Objective:
Take each line containing the word "HANDBALL" and copy it.

───── Data shown ─────

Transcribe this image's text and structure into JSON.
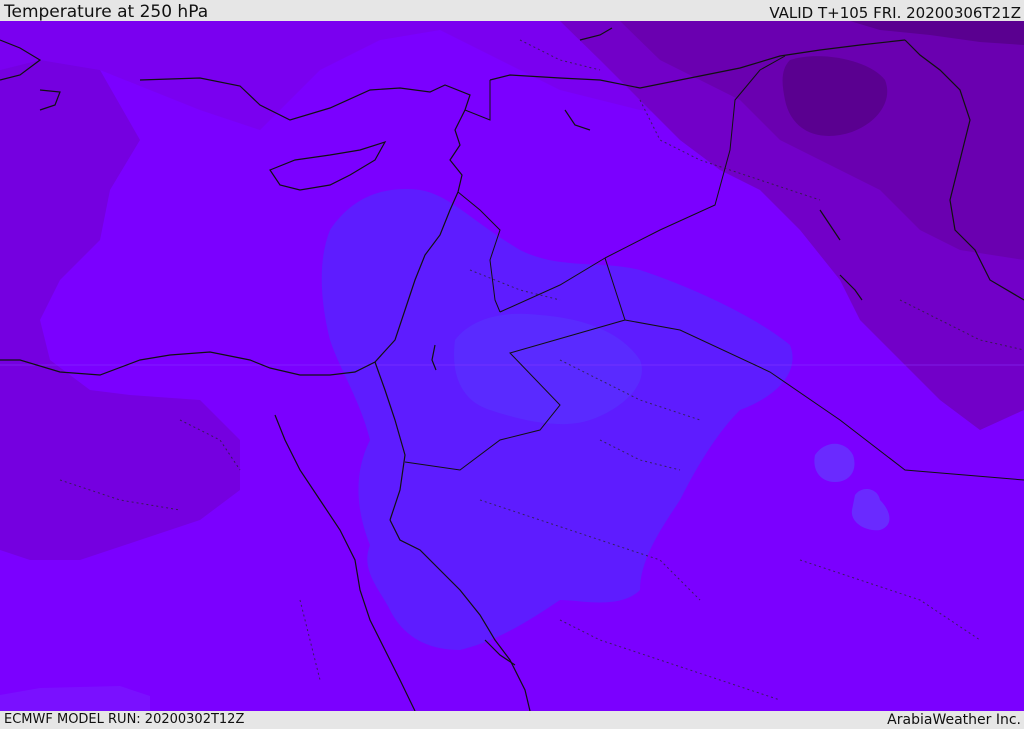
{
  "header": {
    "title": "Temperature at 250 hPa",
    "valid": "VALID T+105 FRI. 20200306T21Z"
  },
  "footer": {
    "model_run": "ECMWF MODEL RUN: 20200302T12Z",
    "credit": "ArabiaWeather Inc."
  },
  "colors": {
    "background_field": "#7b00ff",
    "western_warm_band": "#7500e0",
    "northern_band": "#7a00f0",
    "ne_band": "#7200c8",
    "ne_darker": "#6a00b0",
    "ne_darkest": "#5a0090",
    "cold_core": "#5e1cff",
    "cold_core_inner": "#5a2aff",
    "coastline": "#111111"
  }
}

─────
───── Data shown ─────

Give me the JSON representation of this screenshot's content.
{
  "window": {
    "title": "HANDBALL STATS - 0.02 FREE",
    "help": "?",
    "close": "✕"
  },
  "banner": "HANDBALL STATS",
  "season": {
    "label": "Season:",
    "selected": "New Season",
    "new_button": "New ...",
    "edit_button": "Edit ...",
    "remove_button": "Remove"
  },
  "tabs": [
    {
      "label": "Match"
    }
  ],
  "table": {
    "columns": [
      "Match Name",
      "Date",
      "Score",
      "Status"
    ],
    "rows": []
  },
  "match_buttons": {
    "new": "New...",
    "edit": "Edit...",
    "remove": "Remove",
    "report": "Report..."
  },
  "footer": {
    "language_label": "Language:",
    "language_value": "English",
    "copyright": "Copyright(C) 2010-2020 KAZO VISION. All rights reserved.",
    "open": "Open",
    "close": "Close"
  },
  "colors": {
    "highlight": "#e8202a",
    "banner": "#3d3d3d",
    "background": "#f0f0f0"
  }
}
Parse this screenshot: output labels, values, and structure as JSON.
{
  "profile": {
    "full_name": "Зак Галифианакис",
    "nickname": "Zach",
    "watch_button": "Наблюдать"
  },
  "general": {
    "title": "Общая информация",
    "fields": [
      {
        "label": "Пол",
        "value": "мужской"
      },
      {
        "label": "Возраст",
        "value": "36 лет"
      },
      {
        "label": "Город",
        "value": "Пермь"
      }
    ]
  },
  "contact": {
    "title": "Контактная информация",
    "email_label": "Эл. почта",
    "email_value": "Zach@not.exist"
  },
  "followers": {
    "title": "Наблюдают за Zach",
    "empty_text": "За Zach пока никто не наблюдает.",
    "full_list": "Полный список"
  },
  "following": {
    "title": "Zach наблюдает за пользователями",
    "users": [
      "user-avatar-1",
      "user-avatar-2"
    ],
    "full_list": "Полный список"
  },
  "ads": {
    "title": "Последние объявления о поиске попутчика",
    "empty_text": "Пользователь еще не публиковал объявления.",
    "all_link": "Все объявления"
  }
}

─────

Answer to this task:
    "title": "HANDBALL STATS - 0.02 FREE",
  "banner": "HANDBALL STATS",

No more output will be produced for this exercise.